• [Dataset excerpt]:
---

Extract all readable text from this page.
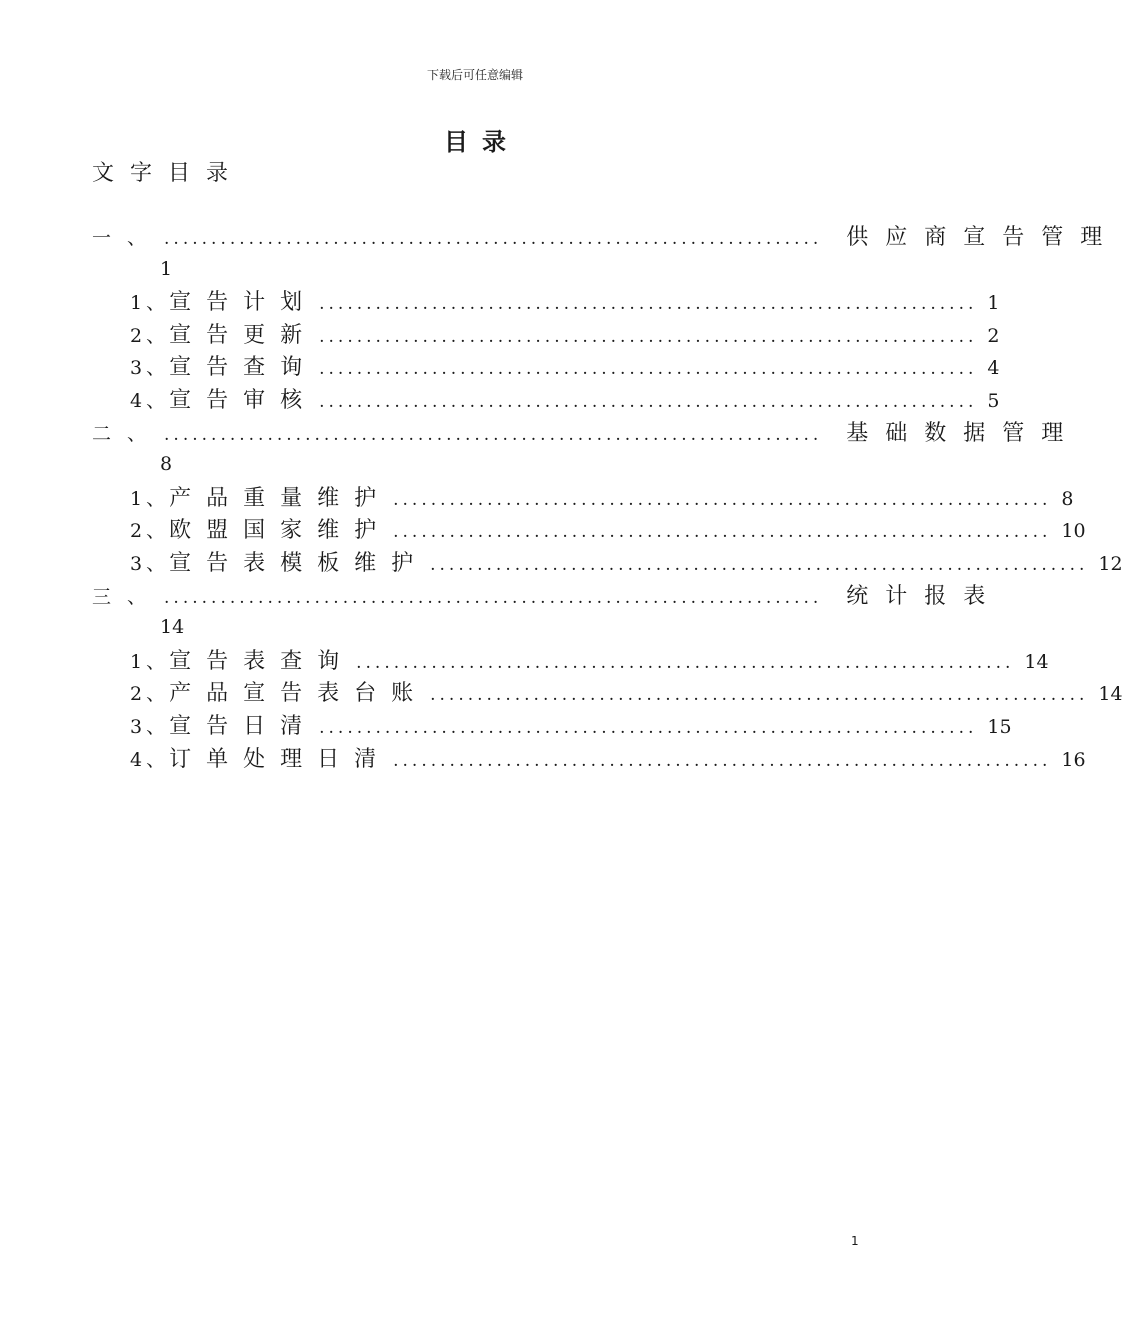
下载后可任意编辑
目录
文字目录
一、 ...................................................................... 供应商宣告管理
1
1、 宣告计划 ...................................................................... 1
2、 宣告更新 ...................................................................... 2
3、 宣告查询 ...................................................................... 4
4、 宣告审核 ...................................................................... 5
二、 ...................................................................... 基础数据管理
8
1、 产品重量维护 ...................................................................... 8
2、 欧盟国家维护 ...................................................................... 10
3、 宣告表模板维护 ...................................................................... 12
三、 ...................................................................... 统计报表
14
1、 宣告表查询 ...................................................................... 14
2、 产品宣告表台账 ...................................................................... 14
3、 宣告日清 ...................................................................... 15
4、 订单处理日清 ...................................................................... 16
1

---

• [Task to complete]: Output every entry exactly as given; pictures are not part of the copy.

• [Complete answer]:
Extract all readable text from this page.
下载后可任意编辑
目录
文字目录
一、 ...................................................................... 供应商宣告管理
1
1、 宣告计划 ...................................................................... 1
2、 宣告更新 ...................................................................... 2
3、 宣告查询 ...................................................................... 4
4、 宣告审核 ...................................................................... 5
二、 ...................................................................... 基础数据管理
8
1、 产品重量维护 ...................................................................... 8
2、 欧盟国家维护 ...................................................................... 10
3、 宣告表模板维护 ...................................................................... 12
三、 ...................................................................... 统计报表
14
1、 宣告表查询 ...................................................................... 14
2、 产品宣告表台账 ...................................................................... 14
3、 宣告日清 ...................................................................... 15
4、 订单处理日清 ...................................................................... 16
1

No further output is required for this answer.